**Given records**
** Begin **
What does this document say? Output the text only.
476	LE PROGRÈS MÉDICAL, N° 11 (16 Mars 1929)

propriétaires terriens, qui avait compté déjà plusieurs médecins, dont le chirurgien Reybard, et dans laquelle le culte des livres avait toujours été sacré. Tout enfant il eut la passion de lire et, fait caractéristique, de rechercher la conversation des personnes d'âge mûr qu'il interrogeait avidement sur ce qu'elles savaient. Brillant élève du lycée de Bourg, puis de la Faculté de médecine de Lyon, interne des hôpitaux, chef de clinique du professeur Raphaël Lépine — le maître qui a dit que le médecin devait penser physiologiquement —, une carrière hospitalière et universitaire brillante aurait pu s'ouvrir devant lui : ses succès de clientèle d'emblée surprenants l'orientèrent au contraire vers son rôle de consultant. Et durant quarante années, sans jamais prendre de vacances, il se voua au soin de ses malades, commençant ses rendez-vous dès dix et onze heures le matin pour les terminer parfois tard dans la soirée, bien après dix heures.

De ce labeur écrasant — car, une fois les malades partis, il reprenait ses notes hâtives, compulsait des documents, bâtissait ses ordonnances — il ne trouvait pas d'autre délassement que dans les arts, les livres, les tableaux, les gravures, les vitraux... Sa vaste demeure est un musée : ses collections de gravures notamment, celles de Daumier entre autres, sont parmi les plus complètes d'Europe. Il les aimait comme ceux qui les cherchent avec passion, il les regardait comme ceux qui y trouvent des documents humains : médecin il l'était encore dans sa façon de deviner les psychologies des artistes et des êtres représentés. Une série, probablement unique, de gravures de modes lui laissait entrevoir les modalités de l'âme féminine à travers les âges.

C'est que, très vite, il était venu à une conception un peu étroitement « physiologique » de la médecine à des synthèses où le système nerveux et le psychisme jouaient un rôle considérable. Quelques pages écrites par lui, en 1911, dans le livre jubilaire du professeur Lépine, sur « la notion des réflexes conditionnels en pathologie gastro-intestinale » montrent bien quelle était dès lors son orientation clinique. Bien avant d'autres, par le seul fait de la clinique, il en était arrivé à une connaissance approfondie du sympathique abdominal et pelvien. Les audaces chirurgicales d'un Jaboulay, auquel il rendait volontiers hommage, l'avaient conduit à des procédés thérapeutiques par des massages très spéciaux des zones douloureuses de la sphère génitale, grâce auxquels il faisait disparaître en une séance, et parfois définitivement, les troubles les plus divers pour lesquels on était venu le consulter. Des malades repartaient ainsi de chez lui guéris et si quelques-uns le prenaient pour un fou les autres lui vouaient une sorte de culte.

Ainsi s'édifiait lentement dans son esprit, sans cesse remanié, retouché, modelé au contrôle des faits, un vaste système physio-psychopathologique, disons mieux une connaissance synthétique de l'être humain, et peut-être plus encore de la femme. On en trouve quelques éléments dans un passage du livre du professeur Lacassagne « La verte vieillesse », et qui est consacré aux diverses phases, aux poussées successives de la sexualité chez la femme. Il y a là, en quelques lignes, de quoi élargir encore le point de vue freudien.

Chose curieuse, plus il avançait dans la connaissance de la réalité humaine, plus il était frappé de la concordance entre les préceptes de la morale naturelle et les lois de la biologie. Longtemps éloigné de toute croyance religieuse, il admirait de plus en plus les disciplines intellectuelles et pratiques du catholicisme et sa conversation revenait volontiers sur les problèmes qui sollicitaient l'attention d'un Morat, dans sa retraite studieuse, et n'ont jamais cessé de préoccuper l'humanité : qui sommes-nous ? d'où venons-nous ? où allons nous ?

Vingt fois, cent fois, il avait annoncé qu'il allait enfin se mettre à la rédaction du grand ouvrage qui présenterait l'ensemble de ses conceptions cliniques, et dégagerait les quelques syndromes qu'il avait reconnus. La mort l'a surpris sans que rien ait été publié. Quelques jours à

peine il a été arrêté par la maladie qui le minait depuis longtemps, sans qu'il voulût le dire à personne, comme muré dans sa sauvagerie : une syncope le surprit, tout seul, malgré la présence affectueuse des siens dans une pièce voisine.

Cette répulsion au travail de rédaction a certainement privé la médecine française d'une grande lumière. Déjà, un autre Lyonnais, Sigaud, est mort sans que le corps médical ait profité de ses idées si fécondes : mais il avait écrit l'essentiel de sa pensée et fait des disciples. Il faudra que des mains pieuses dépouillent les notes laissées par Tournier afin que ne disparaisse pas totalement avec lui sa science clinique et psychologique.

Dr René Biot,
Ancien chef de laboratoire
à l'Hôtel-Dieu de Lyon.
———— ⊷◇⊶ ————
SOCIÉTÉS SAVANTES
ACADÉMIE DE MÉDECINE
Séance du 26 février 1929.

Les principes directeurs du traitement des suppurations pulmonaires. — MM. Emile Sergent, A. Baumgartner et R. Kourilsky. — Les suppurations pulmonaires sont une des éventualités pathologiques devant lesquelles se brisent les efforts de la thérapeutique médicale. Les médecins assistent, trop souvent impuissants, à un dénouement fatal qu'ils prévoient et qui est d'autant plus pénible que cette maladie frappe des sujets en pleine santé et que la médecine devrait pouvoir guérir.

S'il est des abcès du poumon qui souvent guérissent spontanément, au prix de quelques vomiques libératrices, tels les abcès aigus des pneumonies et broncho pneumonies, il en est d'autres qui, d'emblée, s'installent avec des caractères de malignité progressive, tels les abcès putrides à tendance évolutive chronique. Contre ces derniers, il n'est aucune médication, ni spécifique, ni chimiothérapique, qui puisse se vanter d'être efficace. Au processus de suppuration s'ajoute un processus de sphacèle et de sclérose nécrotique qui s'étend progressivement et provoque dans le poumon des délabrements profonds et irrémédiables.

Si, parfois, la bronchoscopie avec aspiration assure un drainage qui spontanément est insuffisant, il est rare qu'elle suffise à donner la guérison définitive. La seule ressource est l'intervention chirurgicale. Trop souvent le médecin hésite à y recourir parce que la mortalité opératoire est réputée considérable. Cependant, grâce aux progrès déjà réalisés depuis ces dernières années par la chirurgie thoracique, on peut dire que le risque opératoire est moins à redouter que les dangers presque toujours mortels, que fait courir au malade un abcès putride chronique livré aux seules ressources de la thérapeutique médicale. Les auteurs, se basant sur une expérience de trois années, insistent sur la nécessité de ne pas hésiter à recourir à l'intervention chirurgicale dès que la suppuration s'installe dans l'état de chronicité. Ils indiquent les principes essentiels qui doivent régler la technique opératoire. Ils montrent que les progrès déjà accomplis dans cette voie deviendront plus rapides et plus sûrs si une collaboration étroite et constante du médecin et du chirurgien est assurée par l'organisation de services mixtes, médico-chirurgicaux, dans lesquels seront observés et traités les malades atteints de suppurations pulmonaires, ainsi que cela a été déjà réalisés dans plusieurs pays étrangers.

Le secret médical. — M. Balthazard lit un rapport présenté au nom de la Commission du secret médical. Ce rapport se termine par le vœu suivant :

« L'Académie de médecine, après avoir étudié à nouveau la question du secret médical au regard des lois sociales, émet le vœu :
** End **
**The request**
Your task is to quote all of the data word for word.

**In response**
What does this document say? Output the text only.
476	LE PROGRÈS MÉDICAL, N° 11 (16 Mars 1929)

propriétaires terriens, qui avait compté déjà plusieurs médecins, dont le chirurgien Reybard, et dans laquelle le culte des livres avait toujours été sacré. Tout enfant il eut la passion de lire et, fait caractéristique, de rechercher la conversation des personnes d'âge mûr qu'il interrogeait avidement sur ce qu'elles savaient. Brillant élève du lycée de Bourg, puis de la Faculté de médecine de Lyon, interne des hôpitaux, chef de clinique du professeur Raphaël Lépine — le maître qui a dit que le médecin devait penser physiologiquement —, une carrière hospitalière et universitaire brillante aurait pu s'ouvrir devant lui : ses succès de clientèle d'emblée surprenants l'orientèrent au contraire vers son rôle de consultant. Et durant quarante années, sans jamais prendre de vacances, il se voua au soin de ses malades, commençant ses rendez-vous dès dix et onze heures le matin pour les terminer parfois tard dans la soirée, bien après dix heures.

De ce labeur écrasant — car, une fois les malades partis, il reprenait ses notes hâtives, compulsait des documents, bâtissait ses ordonnances — il ne trouvait pas d'autre délassement que dans les arts, les livres, les tableaux, les gravures, les vitraux... Sa vaste demeure est un musée : ses collections de gravures notamment, celles de Daumier entre autres, sont parmi les plus complètes d'Europe. Il les aimait comme ceux qui les cherchent avec passion, il les regardait comme ceux qui y trouvent des documents humains : médecin il l'était encore dans sa façon de deviner les psychologies des artistes et des êtres représentés. Une série, probablement unique, de gravures de modes lui laissait entrevoir les modalités de l'âme féminine à travers les âges.

C'est que, très vite, il était venu à une conception un peu étroitement « physiologique » de la médecine à des synthèses où le système nerveux et le psychisme jouaient un rôle considérable. Quelques pages écrites par lui, en 1911, dans le livre jubilaire du professeur Lépine, sur « la notion des réflexes conditionnels en pathologie gastro-intestinale » montrent bien quelle était dès lors son orientation clinique. Bien avant d'autres, par le seul fait de la clinique, il en était arrivé à une connaissance approfondie du sympathique abdominal et pelvien. Les audaces chirurgicales d'un Jaboulay, auquel il rendait volontiers hommage, l'avaient conduit à des procédés thérapeutiques par des massages très spéciaux des zones douloureuses de la sphère génitale, grâce auxquels il faisait disparaître en une séance, et parfois définitivement, les troubles les plus divers pour lesquels on était venu le consulter. Des malades repartaient ainsi de chez lui guéris et si quelques-uns le prenaient pour un fou les autres lui vouaient une sorte de culte.

Ainsi s'édifiait lentement dans son esprit, sans cesse remanié, retouché, modelé au contrôle des faits, un vaste système physio-psychopathologique, disons mieux une connaissance synthétique de l'être humain, et peut-être plus encore de la femme. On en trouve quelques éléments dans un passage du livre du professeur Lacassagne « La verte vieillesse », et qui est consacré aux diverses phases, aux poussées successives de la sexualité chez la femme. Il y a là, en quelques lignes, de quoi élargir encore le point de vue freudien.

Chose curieuse, plus il avançait dans la connaissance de la réalité humaine, plus il était frappé de la concordance entre les préceptes de la morale naturelle et les lois de la biologie. Longtemps éloigné de toute croyance religieuse, il admirait de plus en plus les disciplines intellectuelles et pratiques du catholicisme et sa conversation revenait volontiers sur les problèmes qui sollicitaient l'attention d'un Morat, dans sa retraite studieuse, et n'ont jamais cessé de préoccuper l'humanité : qui sommes-nous ? d'où venons-nous ? où allons nous ?

Vingt fois, cent fois, il avait annoncé qu'il allait enfin se mettre à la rédaction du grand ouvrage qui présenterait l'ensemble de ses conceptions cliniques, et dégagerait les quelques syndromes qu'il avait reconnus. La mort l'a surpris sans que rien ait été publié. Quelques jours à

peine il a été arrêté par la maladie qui le minait depuis longtemps, sans qu'il voulût le dire à personne, comme muré dans sa sauvagerie : une syncope le surprit, tout seul, malgré la présence affectueuse des siens dans une pièce voisine.

Cette répulsion au travail de rédaction a certainement privé la médecine française d'une grande lumière. Déjà, un autre Lyonnais, Sigaud, est mort sans que le corps médical ait profité de ses idées si fécondes : mais il avait écrit l'essentiel de sa pensée et fait des disciples. Il faudra que des mains pieuses dépouillent les notes laissées par Tournier afin que ne disparaisse pas totalement avec lui sa science clinique et psychologique.

Dr René Biot,
Ancien chef de laboratoire
à l'Hôtel-Dieu de Lyon.
———— ⊷◇⊶ ————
SOCIÉTÉS SAVANTES
ACADÉMIE DE MÉDECINE
Séance du 26 février 1929.

Les principes directeurs du traitement des suppurations pulmonaires. — MM. Emile Sergent, A. Baumgartner et R. Kourilsky. — Les suppurations pulmonaires sont une des éventualités pathologiques devant lesquelles se brisent les efforts de la thérapeutique médicale. Les médecins assistent, trop souvent impuissants, à un dénouement fatal qu'ils prévoient et qui est d'autant plus pénible que cette maladie frappe des sujets en pleine santé et que la médecine devrait pouvoir guérir.

S'il est des abcès du poumon qui souvent guérissent spontanément, au prix de quelques vomiques libératrices, tels les abcès aigus des pneumonies et broncho pneumonies, il en est d'autres qui, d'emblée, s'installent avec des caractères de malignité progressive, tels les abcès putrides à tendance évolutive chronique. Contre ces derniers, il n'est aucune médication, ni spécifique, ni chimiothérapique, qui puisse se vanter d'être efficace. Au processus de suppuration s'ajoute un processus de sphacèle et de sclérose nécrotique qui s'étend progressivement et provoque dans le poumon des délabrements profonds et irrémédiables.

Si, parfois, la bronchoscopie avec aspiration assure un drainage qui spontanément est insuffisant, il est rare qu'elle suffise à donner la guérison définitive. La seule ressource est l'intervention chirurgicale. Trop souvent le médecin hésite à y recourir parce que la mortalité opératoire est réputée considérable. Cependant, grâce aux progrès déjà réalisés depuis ces dernières années par la chirurgie thoracique, on peut dire que le risque opératoire est moins à redouter que les dangers presque toujours mortels, que fait courir au malade un abcès putride chronique livré aux seules ressources de la thérapeutique médicale. Les auteurs, se basant sur une expérience de trois années, insistent sur la nécessité de ne pas hésiter à recourir à l'intervention chirurgicale dès que la suppuration s'installe dans l'état de chronicité. Ils indiquent les principes essentiels qui doivent régler la technique opératoire. Ils montrent que les progrès déjà accomplis dans cette voie deviendront plus rapides et plus sûrs si une collaboration étroite et constante du médecin et du chirurgien est assurée par l'organisation de services mixtes, médico-chirurgicaux, dans lesquels seront observés et traités les malades atteints de suppurations pulmonaires, ainsi que cela a été déjà réalisés dans plusieurs pays étrangers.

Le secret médical. — M. Balthazard lit un rapport présenté au nom de la Commission du secret médical. Ce rapport se termine par le vœu suivant :

« L'Académie de médecine, après avoir étudié à nouveau la question du secret médical au regard des lois sociales, émet le vœu :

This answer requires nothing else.